The Scenario:
Have written a back end service that periodically checks for new rows in database and inserts it into AppFabric Cache. We have been using this approach since 2 odd months.
We are using a server machine to store data into cache in different regions. We are not using any Cluster of machines. Its only a single machine. The "default" cache region has been divided into 3 regions for 3 different environments. Each environment access this machine for cached data from its specified cache region.
It was working fine until the following is happening since few days. We are getting the following exception.
ErrorCode: ERRCA0016 :SubStatus ES0001 : The connection was terminated, possibly due to server or network problems or serialized Object size is greater than MaxBufferSize on server. Result of the request is unknown.
The subsequent access to cache throws the following exception: ErrorCode ERRCA0017 : SubStatus ES0001: There is a temporary failure. Please retry later.
After 4 to 5 try, we get the following exception. ErrorCode ERRCA0018 : SubStatus ES0001 : The request timed out.
After all this, access to cache throws following exception: ErrorCode ERRCA0005 : SubStatus ES0001 : Region referred to does not exist. Use CreateRegion API to fix the error.
Looking into the first error ErrorCode: ERRCA0016 :SubStatus ES0001 : Checked if the serialized object to be stored is of greater size than max buffer size. But prior to this larger size object were kept into the cache. Seems this can not be the problem.
What can be the exact problem that can be occurring ?
EDITED: Did view the logs of event logger for Windows AppFabirc Cache. This is what we found upon our diggings. These are some of the frequent error logs obtained.
........
Rewrite the AppFabric Cache post from "Looking into the" to "error logs obtained.", updating "event logger" to "Event Viewer".

Record excerpts:
........
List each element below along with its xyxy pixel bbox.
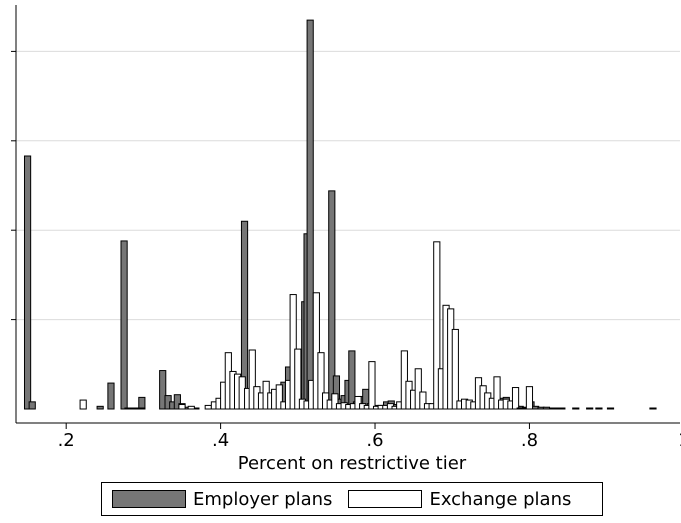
exchange-bar-2 xyxy=(138,407,146,410)
exchange-bar-58 xyxy=(451,328,459,410)
employer-bar-37 xyxy=(306,19,314,410)
legend-item-exchange: Exchange plans xyxy=(348,489,571,510)
employer-bar-89 xyxy=(558,407,566,410)
employer-bar-94 xyxy=(649,407,657,410)
exchange-bar-24 xyxy=(294,348,302,410)
exchange-swatch xyxy=(348,490,423,508)
x-axis-label: Percent on restrictive tier xyxy=(238,453,467,474)
bars xyxy=(23,19,657,410)
employer-bar-2 xyxy=(96,405,104,410)
employer-bar-47 xyxy=(348,350,356,410)
legend: Employer plans Exchange plans xyxy=(101,482,603,516)
x-tick-label-4: 1 xyxy=(678,430,681,451)
exchange-bar-37 xyxy=(354,395,362,410)
employer-bar-8 xyxy=(138,396,146,410)
employer-bar-12 xyxy=(173,394,181,410)
exchange-bar-5 xyxy=(204,404,212,410)
employer-bar-1 xyxy=(28,401,36,410)
employer-bar-3 xyxy=(107,382,115,410)
x-tick-label-3: .8 xyxy=(521,430,538,451)
exchange-bar-71 xyxy=(511,387,520,410)
exchange-bar-29 xyxy=(317,352,325,410)
employer-swatch xyxy=(112,490,186,508)
employer-bar-93 xyxy=(606,407,615,410)
exchange-bar-67 xyxy=(493,376,501,410)
gridlines xyxy=(16,50,680,321)
employer-bar-91 xyxy=(586,407,594,410)
exchange-bar-51 xyxy=(419,391,427,410)
exchange-bar-14 xyxy=(248,349,256,410)
employer-bar-4 xyxy=(120,240,128,410)
exchange-bar-0 xyxy=(79,399,87,410)
exchange-bar-50 xyxy=(414,368,422,410)
exchange-bar-47 xyxy=(400,350,408,410)
employer-bar-0 xyxy=(23,155,32,410)
x-tick-label-1: .4 xyxy=(212,430,229,451)
exchange-bar-3 xyxy=(178,404,186,410)
x-tick-label-2: .6 xyxy=(366,430,383,451)
exchange-bar-40 xyxy=(368,361,376,410)
exchange-bar-20 xyxy=(275,384,283,410)
employer-bar-9 xyxy=(159,370,167,410)
exchange-bar-4 xyxy=(187,405,195,410)
exchange-bars xyxy=(79,241,534,410)
exchange-bar-74 xyxy=(525,386,534,410)
legend-label-employer: Employer plans xyxy=(193,488,333,510)
legend-label-exchange: Exchange plans xyxy=(429,488,572,510)
legend-item-employer: Employer plans xyxy=(112,489,332,510)
exchange-bar-32 xyxy=(331,393,339,410)
employer-bar-90 xyxy=(572,407,580,410)
employer-bar-92 xyxy=(595,407,603,410)
x-tick-label-0: .2 xyxy=(58,430,75,451)
exchange-bar-28 xyxy=(312,292,320,410)
axes: .2 .4 .6 .8 1 xyxy=(11,5,681,451)
employer-bar-86 xyxy=(542,406,551,410)
employer-bars xyxy=(23,19,657,410)
exchange-bar-54 xyxy=(433,241,441,410)
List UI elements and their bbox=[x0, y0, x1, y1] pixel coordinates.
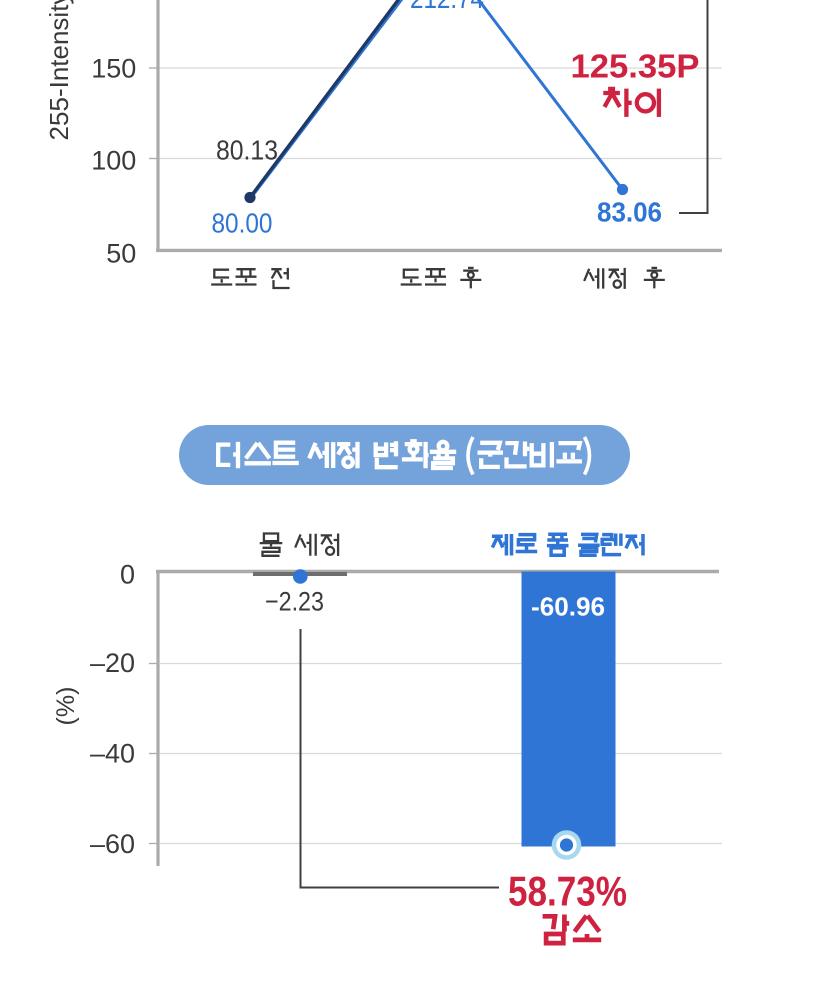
svg-text:(%): (%) bbox=[52, 687, 80, 726]
svg-text:100: 100 bbox=[91, 146, 136, 176]
svg-text:80.13: 80.13 bbox=[216, 135, 278, 166]
svg-text:58.73%: 58.73% bbox=[508, 868, 627, 915]
svg-text:212.74: 212.74 bbox=[410, 0, 484, 14]
svg-text:−2.23: −2.23 bbox=[265, 587, 324, 617]
svg-text:0: 0 bbox=[120, 560, 135, 590]
svg-text:80.00: 80.00 bbox=[212, 208, 273, 239]
svg-text:–20: –20 bbox=[90, 648, 135, 678]
svg-text:-60.96: -60.96 bbox=[531, 592, 605, 622]
svg-text:83.06: 83.06 bbox=[597, 197, 662, 228]
svg-text:125.35P: 125.35P bbox=[571, 48, 700, 85]
svg-text:150: 150 bbox=[91, 53, 136, 83]
svg-text:–40: –40 bbox=[90, 739, 135, 769]
svg-text:255-Intensity: 255-Intensity bbox=[44, 0, 74, 140]
svg-text:–60: –60 bbox=[90, 829, 135, 859]
svg-text:50: 50 bbox=[106, 239, 136, 269]
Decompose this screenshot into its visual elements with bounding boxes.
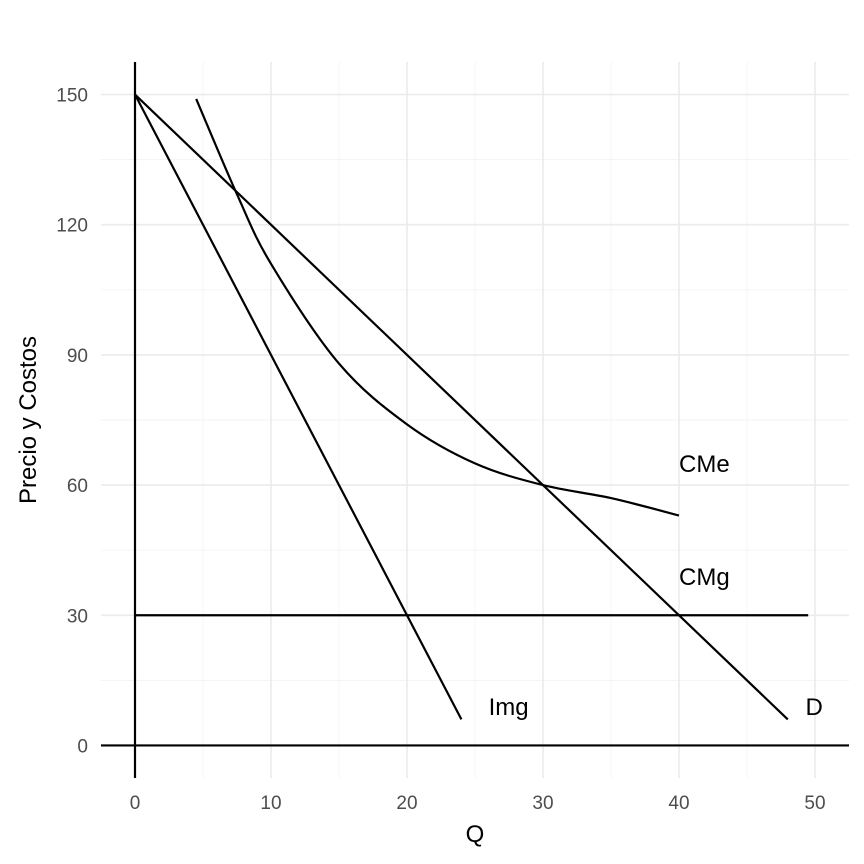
x-tick-label: 40: [668, 793, 689, 814]
y-tick-label: 150: [56, 86, 88, 107]
y-tick-label: 30: [67, 606, 88, 627]
y-tick-label: 120: [56, 216, 88, 237]
y-axis-title: Precio y Costos: [15, 336, 42, 504]
series-d-line: [134, 93, 789, 721]
curve-label-img: Img: [489, 694, 529, 721]
x-tick-label: 0: [130, 793, 141, 814]
curve-label-cmg: CMg: [679, 564, 730, 591]
curves: [134, 93, 809, 721]
axes: 0 10 20 30 40 50 0 30 60 90 120 150: [56, 62, 849, 814]
y-tick-label: 0: [77, 736, 88, 757]
x-tick-label: 50: [804, 793, 825, 814]
y-tick-label: 60: [67, 476, 88, 497]
y-tick-label: 90: [67, 346, 88, 367]
curve-label-d: D: [805, 694, 822, 721]
curve-label-cme: CMe: [679, 451, 730, 478]
x-tick-label: 20: [396, 793, 417, 814]
x-axis-title: Q: [466, 821, 485, 848]
x-tick-label: 30: [532, 793, 553, 814]
labels: CMe CMg Img D: [489, 451, 823, 721]
series-img-line: [134, 94, 463, 720]
series-cme-line: [195, 98, 680, 517]
x-tick-label: 10: [260, 793, 281, 814]
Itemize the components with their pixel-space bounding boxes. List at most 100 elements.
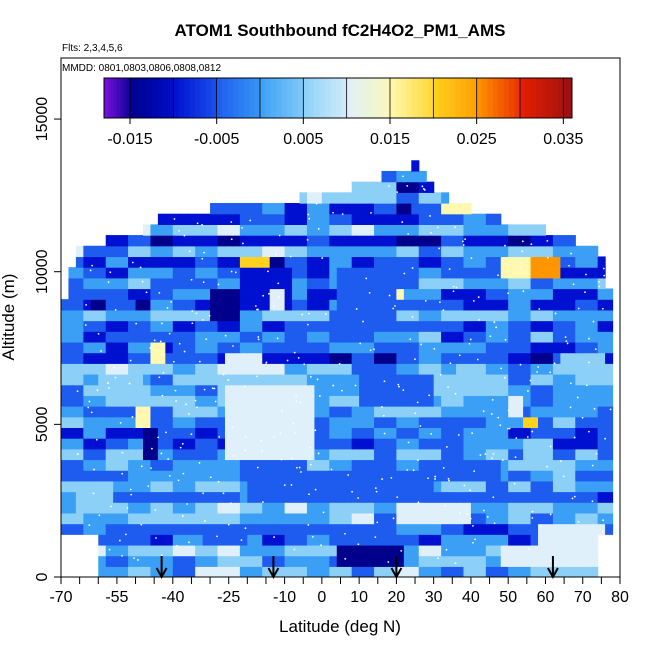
heatmap-cell bbox=[336, 256, 345, 268]
heatmap-cell bbox=[247, 203, 256, 215]
heatmap-cell bbox=[314, 331, 323, 343]
heatmap-cell bbox=[351, 427, 360, 439]
heatmap-cell bbox=[90, 288, 99, 300]
heatmap-cell bbox=[351, 416, 360, 429]
heatmap-cell bbox=[165, 384, 174, 396]
heatmap-cell bbox=[210, 213, 219, 225]
flight-track-point bbox=[601, 307, 604, 310]
heatmap-cell bbox=[344, 341, 353, 354]
flight-track-point bbox=[168, 474, 171, 477]
heatmap-cell bbox=[299, 331, 308, 343]
heatmap-cell bbox=[135, 512, 144, 525]
heatmap-cell bbox=[83, 427, 92, 439]
heatmap-cell bbox=[545, 523, 554, 535]
flight-track-point bbox=[256, 375, 258, 378]
heatmap-cell bbox=[90, 384, 99, 396]
heatmap-cell bbox=[493, 299, 502, 311]
heatmap-cell bbox=[142, 555, 152, 567]
heatmap-cell bbox=[359, 235, 368, 247]
heatmap-cell bbox=[344, 416, 353, 429]
flight-track-point bbox=[279, 432, 282, 435]
heatmap-cell bbox=[411, 363, 420, 375]
heatmap-cell bbox=[418, 213, 427, 225]
flight-track-point bbox=[515, 437, 518, 439]
heatmap-cell bbox=[374, 395, 383, 407]
heatmap-cell bbox=[150, 395, 159, 407]
heatmap-cell bbox=[530, 224, 539, 236]
flight-track-point bbox=[492, 496, 495, 499]
heatmap-cell bbox=[441, 555, 450, 567]
heatmap-cell bbox=[157, 512, 166, 525]
heatmap-cell bbox=[75, 331, 84, 343]
heatmap-cell bbox=[493, 448, 502, 461]
heatmap-cell bbox=[485, 288, 494, 300]
heatmap-cell bbox=[351, 395, 360, 407]
heatmap-cell bbox=[351, 544, 360, 557]
heatmap-cell bbox=[165, 213, 174, 225]
heatmap-cell bbox=[374, 502, 383, 514]
heatmap-cell bbox=[351, 245, 360, 258]
flight-track-point bbox=[240, 539, 243, 542]
heatmap-cell bbox=[351, 331, 360, 343]
heatmap-cell bbox=[150, 256, 159, 268]
heatmap-cell bbox=[456, 341, 465, 354]
heatmap-cell bbox=[463, 277, 472, 290]
colorbar-segment bbox=[395, 78, 402, 118]
heatmap-cell bbox=[306, 288, 316, 300]
heatmap-cell bbox=[262, 341, 271, 354]
heatmap-cell bbox=[314, 406, 323, 418]
heatmap-cell bbox=[90, 480, 99, 493]
heatmap-cell bbox=[575, 352, 584, 364]
heatmap-cell bbox=[485, 245, 494, 258]
heatmap-cell bbox=[493, 459, 502, 471]
heatmap-cell bbox=[441, 320, 450, 332]
flight-track-point bbox=[478, 318, 480, 321]
heatmap-cell bbox=[418, 192, 427, 204]
heatmap-cell bbox=[463, 352, 472, 364]
heatmap-cell bbox=[411, 288, 420, 300]
heatmap-cell bbox=[284, 331, 293, 343]
heatmap-cell bbox=[113, 544, 122, 557]
heatmap-cell bbox=[523, 406, 532, 418]
heatmap-cell bbox=[262, 299, 271, 311]
heatmap-cell bbox=[403, 459, 412, 471]
heatmap-cell bbox=[210, 448, 219, 461]
heatmap-cell bbox=[269, 480, 278, 493]
colorbar-segment bbox=[292, 78, 299, 118]
heatmap-cell bbox=[605, 523, 614, 535]
flight-track-point bbox=[295, 400, 298, 403]
heatmap-cell bbox=[493, 245, 502, 258]
heatmap-cell bbox=[68, 480, 77, 493]
colorbar-segment bbox=[568, 78, 571, 118]
heatmap-cell bbox=[224, 544, 234, 557]
heatmap-cell bbox=[374, 491, 383, 503]
heatmap-cell bbox=[456, 480, 465, 493]
heatmap-cell bbox=[582, 352, 591, 364]
colorbar-segment bbox=[357, 78, 364, 118]
heatmap-cell bbox=[135, 235, 144, 247]
heatmap-cell bbox=[403, 534, 412, 546]
heatmap-cell bbox=[195, 235, 204, 247]
heatmap-cell bbox=[381, 224, 390, 236]
heatmap-cell bbox=[202, 459, 211, 471]
colorbar-segment bbox=[200, 78, 207, 118]
heatmap-cell bbox=[172, 416, 181, 429]
heatmap-cell bbox=[388, 352, 397, 364]
flight-track-point bbox=[549, 371, 552, 374]
heatmap-cell bbox=[418, 288, 427, 300]
heatmap-cell bbox=[530, 277, 539, 290]
heatmap-cell bbox=[90, 512, 99, 525]
heatmap-cell bbox=[411, 512, 420, 525]
heatmap-cell bbox=[374, 448, 383, 461]
heatmap-cell bbox=[515, 491, 524, 503]
heatmap-cell bbox=[75, 523, 84, 535]
heatmap-cell bbox=[411, 224, 420, 236]
heatmap-cell bbox=[381, 512, 390, 525]
heatmap-cell bbox=[336, 203, 345, 215]
heatmap-cell bbox=[254, 245, 263, 258]
heatmap-cell bbox=[433, 320, 442, 332]
heatmap-cell bbox=[217, 213, 226, 225]
x-axis-label: Latitude (deg N) bbox=[279, 617, 401, 636]
heatmap-cell bbox=[239, 406, 248, 418]
heatmap-cell bbox=[299, 534, 308, 546]
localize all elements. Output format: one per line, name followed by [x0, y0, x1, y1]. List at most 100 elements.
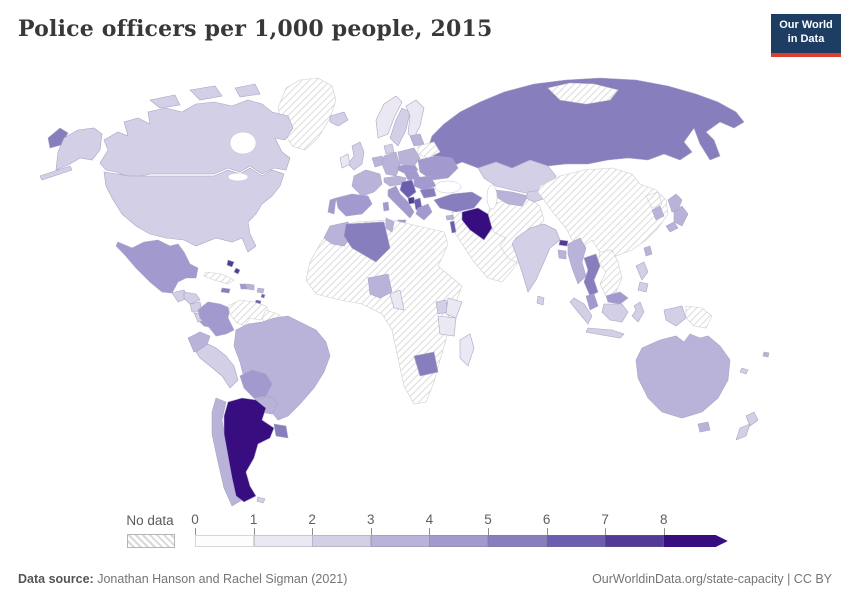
country-south_korea[interactable]: [651, 205, 665, 221]
legend-bucket-3-4[interactable]: [370, 535, 430, 547]
legend-bucket-5-6[interactable]: [488, 535, 548, 547]
legend-bucket-4-5[interactable]: [429, 535, 489, 547]
country-bahamas[interactable]: [226, 259, 241, 275]
country-taiwan[interactable]: [643, 245, 653, 257]
country-norway[interactable]: [375, 95, 403, 139]
legend-bucket-0-1[interactable]: [195, 535, 255, 547]
country-uzbekistan_turkmenistan[interactable]: [495, 189, 529, 207]
legend-tick-mark: [663, 528, 665, 535]
country-cuba[interactable]: [203, 271, 235, 285]
legend-no-data-swatch[interactable]: [127, 534, 175, 548]
country-vietnam_laos_cambodia[interactable]: [597, 249, 623, 297]
sea-area: [229, 131, 257, 155]
country-lesser_antilles[interactable]: [260, 293, 266, 299]
country-cameroon[interactable]: [389, 289, 405, 311]
country-bhutan[interactable]: [558, 239, 569, 247]
country-papua_new_guinea[interactable]: [685, 305, 713, 329]
legend-no-data-label: No data: [126, 513, 174, 528]
country-ireland[interactable]: [339, 153, 351, 169]
country-peru[interactable]: [195, 343, 239, 389]
country-belarus[interactable]: [417, 141, 441, 159]
country-fiji[interactable]: [762, 351, 770, 358]
country-japan[interactable]: [665, 193, 689, 233]
country-myanmar[interactable]: [567, 237, 587, 285]
data-source-value: Jonathan Hanson and Rachel Sigman (2021): [97, 572, 348, 586]
legend-tick-label-7: 7: [601, 512, 609, 527]
country-poland[interactable]: [397, 147, 421, 167]
country-iceland[interactable]: [329, 111, 349, 127]
legend-tick-mark: [195, 528, 196, 535]
country-tanzania[interactable]: [437, 315, 457, 337]
country-united_kingdom[interactable]: [347, 141, 365, 171]
country-greece[interactable]: [415, 203, 433, 221]
country-mexico[interactable]: [115, 239, 199, 294]
legend-bucket-8+[interactable]: [663, 535, 728, 547]
country-jamaica[interactable]: [220, 287, 231, 294]
country-nigeria[interactable]: [367, 273, 393, 299]
country-dominican_republic[interactable]: [246, 283, 255, 291]
country-tunisia[interactable]: [385, 217, 395, 233]
country-spain[interactable]: [335, 193, 373, 217]
country-israel_lebanon[interactable]: [449, 220, 457, 234]
country-germany[interactable]: [381, 151, 401, 177]
country-portugal[interactable]: [327, 197, 337, 215]
country-croatia_serbia_bosnia[interactable]: [399, 179, 417, 199]
country-kenya[interactable]: [445, 297, 463, 319]
country-svalbard[interactable]: [547, 82, 619, 105]
country-india[interactable]: [511, 223, 561, 293]
sea-area: [486, 184, 498, 210]
country-uruguay[interactable]: [273, 423, 289, 439]
country-algeria[interactable]: [343, 221, 391, 263]
country-bulgaria[interactable]: [419, 187, 437, 199]
data-source-note: Data source: Jonathan Hanson and Rachel …: [18, 572, 347, 586]
country-malaysia[interactable]: [585, 291, 629, 311]
legend-tick-mark: [370, 528, 372, 535]
country-romania[interactable]: [413, 175, 437, 191]
country-greenland[interactable]: [277, 77, 337, 151]
country-falkland_islands[interactable]: [256, 496, 266, 504]
country-ukraine[interactable]: [417, 155, 459, 181]
country-australia[interactable]: [635, 333, 731, 433]
map-legend: No data 0 1 2 3 4 5 6 7 8: [0, 512, 850, 560]
country-cyprus[interactable]: [445, 214, 455, 221]
legend-tick-mark: [546, 528, 548, 535]
country-puerto_rico[interactable]: [256, 287, 265, 294]
country-canada[interactable]: [99, 83, 294, 179]
country-new_caledonia[interactable]: [739, 367, 749, 375]
country-botswana[interactable]: [413, 351, 439, 377]
country-france[interactable]: [351, 169, 383, 197]
country-madagascar[interactable]: [459, 333, 475, 367]
country-bolivia[interactable]: [239, 369, 273, 399]
legend-bucket-6-7[interactable]: [546, 535, 606, 547]
country-bangladesh[interactable]: [557, 249, 567, 260]
legend-bucket-1-2[interactable]: [253, 535, 313, 547]
legend-bucket-2-3[interactable]: [312, 535, 372, 547]
country-usa[interactable]: [39, 127, 285, 253]
page-title: Police officers per 1,000 people, 2015: [18, 16, 493, 42]
country-argentina[interactable]: [223, 397, 275, 503]
country-honduras[interactable]: [183, 291, 201, 305]
country-north_korea[interactable]: [645, 191, 663, 209]
legend-tick-label-0: 0: [191, 512, 199, 527]
country-china_mongolia[interactable]: [537, 167, 669, 257]
country-philippines[interactable]: [635, 261, 649, 293]
country-new_zealand[interactable]: [735, 411, 759, 441]
country-haiti[interactable]: [239, 283, 248, 290]
credit-link[interactable]: OurWorldinData.org/state-capacity | CC B…: [592, 572, 832, 586]
country-colombia[interactable]: [197, 301, 235, 337]
country-turkey[interactable]: [433, 191, 483, 213]
country-denmark[interactable]: [383, 143, 395, 155]
country-venezuela[interactable]: [227, 299, 271, 327]
country-baltic_states[interactable]: [409, 133, 425, 147]
legend-tick-label-4: 4: [425, 512, 434, 527]
country-iraq[interactable]: [461, 207, 493, 241]
country-indonesia[interactable]: [569, 297, 687, 339]
country-sri_lanka[interactable]: [536, 295, 545, 306]
legend-tick-label-6: 6: [542, 512, 551, 527]
sea-area: [434, 180, 462, 194]
country-thailand[interactable]: [583, 253, 601, 297]
legend-bucket-7-8[interactable]: [605, 535, 665, 547]
owid-logo[interactable]: Our World in Data: [771, 14, 841, 57]
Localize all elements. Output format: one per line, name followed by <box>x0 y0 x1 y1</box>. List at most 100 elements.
........
Problem solution:
Looking into the first error ErrorCode: ERRCA0016 :SubStatus ES0001 : Checked if the serialized object to be stored is of greater size than max buffer size. But prior to this larger size object were kept into the cache. Seems this can not be the problem.
What can be the exact problem that can be occurring ?
EDITED: Did view the logs of Event Viewer for Windows AppFabirc Cache. This is what we found upon our diggings. These are some of the frequent error logs obtained.